## start SOURCE DATA

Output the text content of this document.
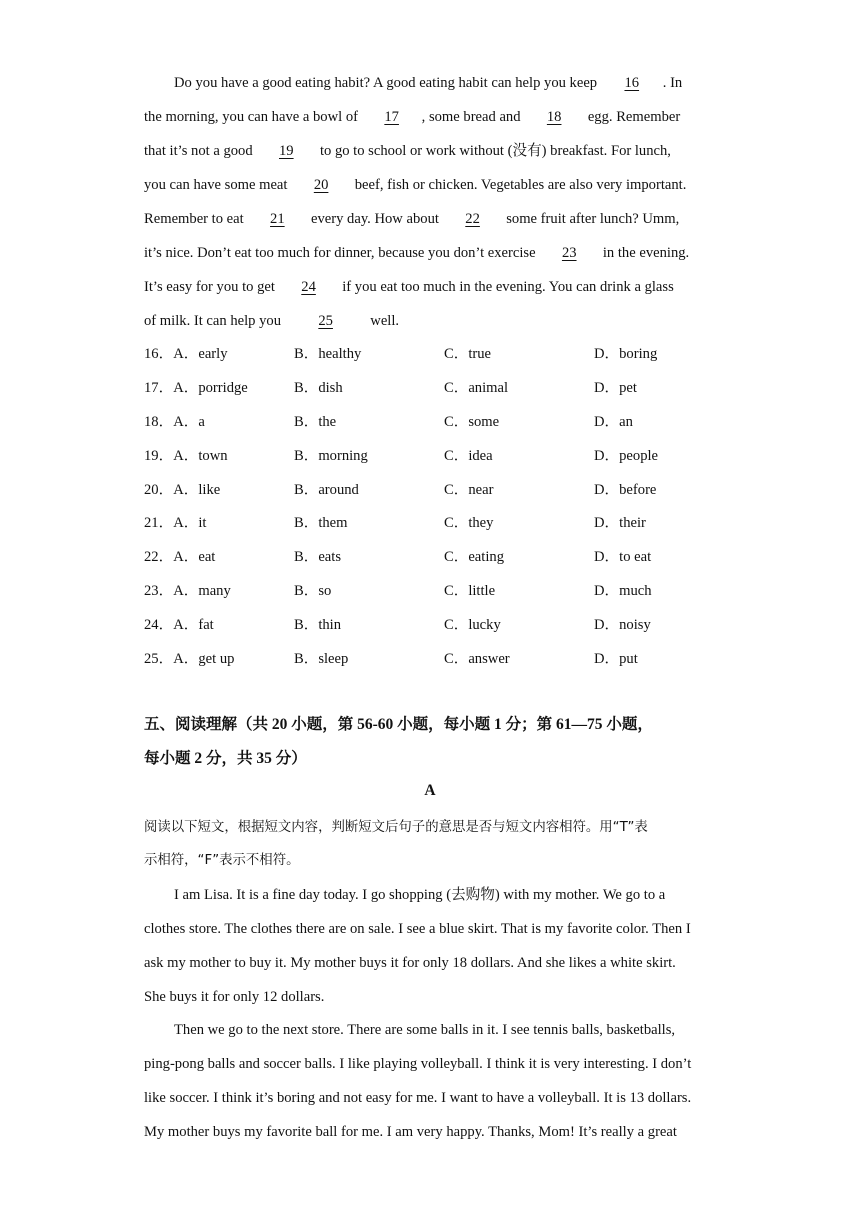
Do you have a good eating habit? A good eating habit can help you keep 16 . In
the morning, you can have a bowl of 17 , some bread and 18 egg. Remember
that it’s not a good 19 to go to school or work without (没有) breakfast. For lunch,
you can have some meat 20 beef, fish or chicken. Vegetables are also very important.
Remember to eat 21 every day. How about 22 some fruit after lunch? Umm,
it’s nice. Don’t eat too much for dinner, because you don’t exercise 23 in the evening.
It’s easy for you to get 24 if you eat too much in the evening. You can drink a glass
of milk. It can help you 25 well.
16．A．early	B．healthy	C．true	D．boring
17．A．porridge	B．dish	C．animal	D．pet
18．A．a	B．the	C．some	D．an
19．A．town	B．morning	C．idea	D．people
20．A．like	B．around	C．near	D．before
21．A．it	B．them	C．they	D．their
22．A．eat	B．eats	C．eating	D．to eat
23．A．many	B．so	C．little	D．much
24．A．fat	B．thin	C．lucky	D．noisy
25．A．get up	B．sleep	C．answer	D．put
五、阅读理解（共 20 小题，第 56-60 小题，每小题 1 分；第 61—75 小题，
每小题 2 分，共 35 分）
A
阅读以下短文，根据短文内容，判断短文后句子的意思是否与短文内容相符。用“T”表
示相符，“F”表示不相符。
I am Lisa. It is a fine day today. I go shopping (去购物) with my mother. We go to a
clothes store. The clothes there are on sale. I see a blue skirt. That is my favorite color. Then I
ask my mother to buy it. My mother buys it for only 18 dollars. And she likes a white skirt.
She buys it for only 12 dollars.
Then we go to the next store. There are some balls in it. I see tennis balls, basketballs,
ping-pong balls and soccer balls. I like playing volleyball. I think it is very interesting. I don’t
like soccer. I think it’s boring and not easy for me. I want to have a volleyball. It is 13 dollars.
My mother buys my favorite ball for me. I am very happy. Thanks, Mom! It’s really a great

## end SOURCE DATA

## STATED PROBLEM
Find each line holding "balls". Copy it out.

## WORKED SOLUTION
Then we go to the next store. There are some balls in it. I see tennis balls, basketballs,
ping-pong balls and soccer balls. I like playing volleyball. I think it is very interesting. I don’t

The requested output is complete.